REQUIREMENT: Write out the whole listing exactly as it stands.

Rows from a figure dataset
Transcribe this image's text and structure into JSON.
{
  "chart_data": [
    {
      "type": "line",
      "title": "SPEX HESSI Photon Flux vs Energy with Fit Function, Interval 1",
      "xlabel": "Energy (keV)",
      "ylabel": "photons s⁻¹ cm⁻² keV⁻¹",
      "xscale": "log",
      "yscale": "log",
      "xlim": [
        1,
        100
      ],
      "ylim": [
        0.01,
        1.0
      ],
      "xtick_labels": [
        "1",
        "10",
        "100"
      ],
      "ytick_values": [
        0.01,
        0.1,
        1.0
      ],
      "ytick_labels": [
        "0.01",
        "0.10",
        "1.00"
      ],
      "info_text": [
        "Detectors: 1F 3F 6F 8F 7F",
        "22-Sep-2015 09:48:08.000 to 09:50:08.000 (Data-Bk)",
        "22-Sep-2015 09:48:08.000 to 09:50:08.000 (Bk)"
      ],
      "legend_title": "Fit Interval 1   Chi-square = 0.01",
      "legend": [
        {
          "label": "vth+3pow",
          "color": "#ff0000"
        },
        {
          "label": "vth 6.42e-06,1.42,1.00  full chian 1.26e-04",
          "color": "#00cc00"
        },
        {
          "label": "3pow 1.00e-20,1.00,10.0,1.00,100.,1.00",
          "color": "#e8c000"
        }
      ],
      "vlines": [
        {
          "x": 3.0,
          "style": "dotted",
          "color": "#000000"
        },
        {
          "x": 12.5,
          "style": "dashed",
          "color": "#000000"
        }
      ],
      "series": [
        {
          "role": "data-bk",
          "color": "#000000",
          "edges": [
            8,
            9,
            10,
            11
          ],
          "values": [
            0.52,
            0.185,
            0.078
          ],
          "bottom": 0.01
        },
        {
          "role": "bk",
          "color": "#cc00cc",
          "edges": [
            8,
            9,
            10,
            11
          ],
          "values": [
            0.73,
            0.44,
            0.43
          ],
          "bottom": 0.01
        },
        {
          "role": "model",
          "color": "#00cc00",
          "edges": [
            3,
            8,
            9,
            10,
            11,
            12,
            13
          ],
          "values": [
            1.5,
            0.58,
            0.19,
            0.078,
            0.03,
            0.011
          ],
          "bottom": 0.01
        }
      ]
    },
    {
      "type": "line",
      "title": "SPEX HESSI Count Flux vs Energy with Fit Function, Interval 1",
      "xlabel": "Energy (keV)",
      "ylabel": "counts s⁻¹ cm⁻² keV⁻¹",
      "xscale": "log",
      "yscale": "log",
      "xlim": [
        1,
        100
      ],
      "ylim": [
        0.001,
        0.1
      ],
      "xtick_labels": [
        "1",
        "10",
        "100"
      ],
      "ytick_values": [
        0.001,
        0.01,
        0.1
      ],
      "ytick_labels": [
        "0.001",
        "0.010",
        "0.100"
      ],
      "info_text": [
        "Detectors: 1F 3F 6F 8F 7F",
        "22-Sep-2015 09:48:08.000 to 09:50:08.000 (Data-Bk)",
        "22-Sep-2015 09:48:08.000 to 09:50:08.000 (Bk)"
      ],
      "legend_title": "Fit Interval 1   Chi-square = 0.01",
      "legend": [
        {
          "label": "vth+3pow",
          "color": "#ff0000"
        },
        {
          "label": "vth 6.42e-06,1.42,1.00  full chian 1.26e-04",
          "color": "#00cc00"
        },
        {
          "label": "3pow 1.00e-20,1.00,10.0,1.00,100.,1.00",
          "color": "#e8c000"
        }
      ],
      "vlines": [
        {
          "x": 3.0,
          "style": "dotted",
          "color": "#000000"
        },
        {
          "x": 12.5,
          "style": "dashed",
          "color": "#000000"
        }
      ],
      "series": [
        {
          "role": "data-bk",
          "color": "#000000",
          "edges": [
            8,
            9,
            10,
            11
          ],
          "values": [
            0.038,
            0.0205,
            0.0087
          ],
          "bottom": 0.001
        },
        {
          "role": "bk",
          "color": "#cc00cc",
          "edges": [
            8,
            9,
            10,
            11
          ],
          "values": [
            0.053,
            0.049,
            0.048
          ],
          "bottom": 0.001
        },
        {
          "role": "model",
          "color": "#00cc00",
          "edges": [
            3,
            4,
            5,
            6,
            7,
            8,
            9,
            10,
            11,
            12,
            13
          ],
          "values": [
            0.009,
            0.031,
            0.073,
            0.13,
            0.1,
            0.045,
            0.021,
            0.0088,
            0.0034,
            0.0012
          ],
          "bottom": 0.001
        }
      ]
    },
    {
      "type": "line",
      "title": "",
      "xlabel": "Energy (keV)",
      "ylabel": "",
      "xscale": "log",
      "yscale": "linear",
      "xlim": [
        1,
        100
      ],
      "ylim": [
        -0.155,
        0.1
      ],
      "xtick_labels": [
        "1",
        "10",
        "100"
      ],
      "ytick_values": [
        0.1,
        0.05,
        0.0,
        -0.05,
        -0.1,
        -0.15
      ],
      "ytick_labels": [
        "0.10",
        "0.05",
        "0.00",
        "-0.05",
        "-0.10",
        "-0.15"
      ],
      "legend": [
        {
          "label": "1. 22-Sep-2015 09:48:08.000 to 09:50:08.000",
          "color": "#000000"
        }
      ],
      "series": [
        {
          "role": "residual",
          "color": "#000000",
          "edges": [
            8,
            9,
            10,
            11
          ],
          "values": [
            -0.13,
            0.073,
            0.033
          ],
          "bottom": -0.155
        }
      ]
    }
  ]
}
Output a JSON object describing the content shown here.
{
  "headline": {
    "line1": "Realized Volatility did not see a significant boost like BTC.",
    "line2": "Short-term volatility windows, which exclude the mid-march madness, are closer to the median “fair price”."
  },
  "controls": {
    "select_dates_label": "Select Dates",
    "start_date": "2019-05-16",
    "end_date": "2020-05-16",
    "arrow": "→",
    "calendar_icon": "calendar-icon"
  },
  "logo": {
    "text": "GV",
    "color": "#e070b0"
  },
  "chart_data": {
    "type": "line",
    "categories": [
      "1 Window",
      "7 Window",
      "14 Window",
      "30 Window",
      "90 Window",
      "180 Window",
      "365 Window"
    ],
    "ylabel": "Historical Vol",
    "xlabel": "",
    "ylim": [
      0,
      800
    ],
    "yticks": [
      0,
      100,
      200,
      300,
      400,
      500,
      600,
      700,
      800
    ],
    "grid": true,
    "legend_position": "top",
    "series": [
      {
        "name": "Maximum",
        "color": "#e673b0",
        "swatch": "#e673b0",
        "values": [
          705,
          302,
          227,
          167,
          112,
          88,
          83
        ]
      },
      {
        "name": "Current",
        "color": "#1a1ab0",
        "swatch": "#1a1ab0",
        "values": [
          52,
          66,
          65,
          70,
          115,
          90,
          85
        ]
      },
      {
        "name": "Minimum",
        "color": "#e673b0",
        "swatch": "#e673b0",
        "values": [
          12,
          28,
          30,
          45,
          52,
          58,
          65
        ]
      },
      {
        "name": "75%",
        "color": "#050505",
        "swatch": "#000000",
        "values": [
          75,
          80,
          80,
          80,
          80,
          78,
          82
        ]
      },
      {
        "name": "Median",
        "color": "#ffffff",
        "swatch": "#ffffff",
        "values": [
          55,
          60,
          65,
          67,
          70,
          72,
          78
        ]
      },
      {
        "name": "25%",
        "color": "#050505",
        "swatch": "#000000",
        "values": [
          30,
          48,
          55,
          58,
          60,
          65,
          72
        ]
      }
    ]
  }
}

THE RESULT:
Transcribe this image's text and structure into JSON.
{
  "chart_data": [
    {
      "type": "line",
      "title": "SPEX HESSI Photon Flux vs Energy with Fit Function, Interval 1",
      "xlabel": "Energy (keV)",
      "ylabel": "photons s⁻¹ cm⁻² keV⁻¹",
      "xscale": "log",
      "yscale": "log",
      "xlim": [
        1,
        100
      ],
      "ylim": [
        0.01,
        1.0
      ],
      "xtick_labels": [
        "1",
        "10",
        "100"
      ],
      "ytick_values": [
        0.01,
        0.1,
        1.0
      ],
      "ytick_labels": [
        "0.01",
        "0.10",
        "1.00"
      ],
      "info_text": [
        "Detectors: 1F 3F 6F 8F 7F",
        "22-Sep-2015 09:48:08.000 to 09:50:08.000 (Data-Bk)",
        "22-Sep-2015 09:48:08.000 to 09:50:08.000 (Bk)"
      ],
      "legend_title": "Fit Interval 1   Chi-square = 0.01",
      "legend": [
        {
          "label": "vth+3pow",
          "color": "#ff0000"
        },
        {
          "label": "vth 6.42e-06,1.42,1.00  full chian 1.26e-04",
          "color": "#00cc00"
        },
        {
          "label": "3pow 1.00e-20,1.00,10.0,1.00,100.,1.00",
          "color": "#e8c000"
        }
      ],
      "vlines": [
        {
          "x": 3.0,
          "style": "dotted",
          "color": "#000000"
        },
        {
          "x": 12.5,
          "style": "dashed",
          "color": "#000000"
        }
      ],
      "series": [
        {
          "role": "data-bk",
          "color": "#000000",
          "edges": [
            8,
            9,
            10,
            11
          ],
          "values": [
            0.52,
            0.185,
            0.078
          ],
          "bottom": 0.01
        },
        {
          "role": "bk",
          "color": "#cc00cc",
          "edges": [
            8,
            9,
            10,
            11
          ],
          "values": [
            0.73,
            0.44,
            0.43
          ],
          "bottom": 0.01
        },
        {
          "role": "model",
          "color": "#00cc00",
          "edges": [
            3,
            8,
            9,
            10,
            11,
            12,
            13
          ],
          "values": [
            1.5,
            0.58,
            0.19,
            0.078,
            0.03,
            0.011
          ],
          "bottom": 0.01
        }
      ]
    },
    {
      "type": "line",
      "title": "SPEX HESSI Count Flux vs Energy with Fit Function, Interval 1",
      "xlabel": "Energy (keV)",
      "ylabel": "counts s⁻¹ cm⁻² keV⁻¹",
      "xscale": "log",
      "yscale": "log",
      "xlim": [
        1,
        100
      ],
      "ylim": [
        0.001,
        0.1
      ],
      "xtick_labels": [
        "1",
        "10",
        "100"
      ],
      "ytick_values": [
        0.001,
        0.01,
        0.1
      ],
      "ytick_labels": [
        "0.001",
        "0.010",
        "0.100"
      ],
      "info_text": [
        "Detectors: 1F 3F 6F 8F 7F",
        "22-Sep-2015 09:48:08.000 to 09:50:08.000 (Data-Bk)",
        "22-Sep-2015 09:48:08.000 to 09:50:08.000 (Bk)"
      ],
      "legend_title": "Fit Interval 1   Chi-square = 0.01",
      "legend": [
        {
          "label": "vth+3pow",
          "color": "#ff0000"
        },
        {
          "label": "vth 6.42e-06,1.42,1.00  full chian 1.26e-04",
          "color": "#00cc00"
        },
        {
          "label": "3pow 1.00e-20,1.00,10.0,1.00,100.,1.00",
          "color": "#e8c000"
        }
      ],
      "vlines": [
        {
          "x": 3.0,
          "style": "dotted",
          "color": "#000000"
        },
        {
          "x": 12.5,
          "style": "dashed",
          "color": "#000000"
        }
      ],
      "series": [
        {
          "role": "data-bk",
          "color": "#000000",
          "edges": [
            8,
            9,
            10,
            11
          ],
          "values": [
            0.038,
            0.0205,
            0.0087
          ],
          "bottom": 0.001
        },
        {
          "role": "bk",
          "color": "#cc00cc",
          "edges": [
            8,
            9,
            10,
            11
          ],
          "values": [
            0.053,
            0.049,
            0.048
          ],
          "bottom": 0.001
        },
        {
          "role": "model",
          "color": "#00cc00",
          "edges": [
            3,
            4,
            5,
            6,
            7,
            8,
            9,
            10,
            11,
            12,
            13
          ],
          "values": [
            0.009,
            0.031,
            0.073,
            0.13,
            0.1,
            0.045,
            0.021,
            0.0088,
            0.0034,
            0.0012
          ],
          "bottom": 0.001
        }
      ]
    },
    {
      "type": "line",
      "title": "",
      "xlabel": "Energy (keV)",
      "ylabel": "",
      "xscale": "log",
      "yscale": "linear",
      "xlim": [
        1,
        100
      ],
      "ylim": [
        -0.155,
        0.1
      ],
      "xtick_labels": [
        "1",
        "10",
        "100"
      ],
      "ytick_values": [
        0.1,
        0.05,
        0.0,
        -0.05,
        -0.1,
        -0.15
      ],
      "ytick_labels": [
        "0.10",
        "0.05",
        "0.00",
        "-0.05",
        "-0.10",
        "-0.15"
      ],
      "legend": [
        {
          "label": "1. 22-Sep-2015 09:48:08.000 to 09:50:08.000",
          "color": "#000000"
        }
      ],
      "series": [
        {
          "role": "residual",
          "color": "#000000",
          "edges": [
            8,
            9,
            10,
            11
          ],
          "values": [
            -0.13,
            0.073,
            0.033
          ],
          "bottom": -0.155
        }
      ]
    }
  ]
}
Output a JSON object describing the content shown here.
{
  "headline": {
    "line1": "Realized Volatility did not see a significant boost like BTC.",
    "line2": "Short-term volatility windows, which exclude the mid-march madness, are closer to the median “fair price”."
  },
  "controls": {
    "select_dates_label": "Select Dates",
    "start_date": "2019-05-16",
    "end_date": "2020-05-16",
    "arrow": "→",
    "calendar_icon": "calendar-icon"
  },
  "logo": {
    "text": "GV",
    "color": "#e070b0"
  },
  "chart_data": {
    "type": "line",
    "categories": [
      "1 Window",
      "7 Window",
      "14 Window",
      "30 Window",
      "90 Window",
      "180 Window",
      "365 Window"
    ],
    "ylabel": "Historical Vol",
    "xlabel": "",
    "ylim": [
      0,
      800
    ],
    "yticks": [
      0,
      100,
      200,
      300,
      400,
      500,
      600,
      700,
      800
    ],
    "grid": true,
    "legend_position": "top",
    "series": [
      {
        "name": "Maximum",
        "color": "#e673b0",
        "swatch": "#e673b0",
        "values": [
          705,
          302,
          227,
          167,
          112,
          88,
          83
        ]
      },
      {
        "name": "Current",
        "color": "#1a1ab0",
        "swatch": "#1a1ab0",
        "values": [
          52,
          66,
          65,
          70,
          115,
          90,
          85
        ]
      },
      {
        "name": "Minimum",
        "color": "#e673b0",
        "swatch": "#e673b0",
        "values": [
          12,
          28,
          30,
          45,
          52,
          58,
          65
        ]
      },
      {
        "name": "75%",
        "color": "#050505",
        "swatch": "#000000",
        "values": [
          75,
          80,
          80,
          80,
          80,
          78,
          82
        ]
      },
      {
        "name": "Median",
        "color": "#ffffff",
        "swatch": "#ffffff",
        "values": [
          55,
          60,
          65,
          67,
          70,
          72,
          78
        ]
      },
      {
        "name": "25%",
        "color": "#050505",
        "swatch": "#000000",
        "values": [
          30,
          48,
          55,
          58,
          60,
          65,
          72
        ]
      }
    ]
  }
}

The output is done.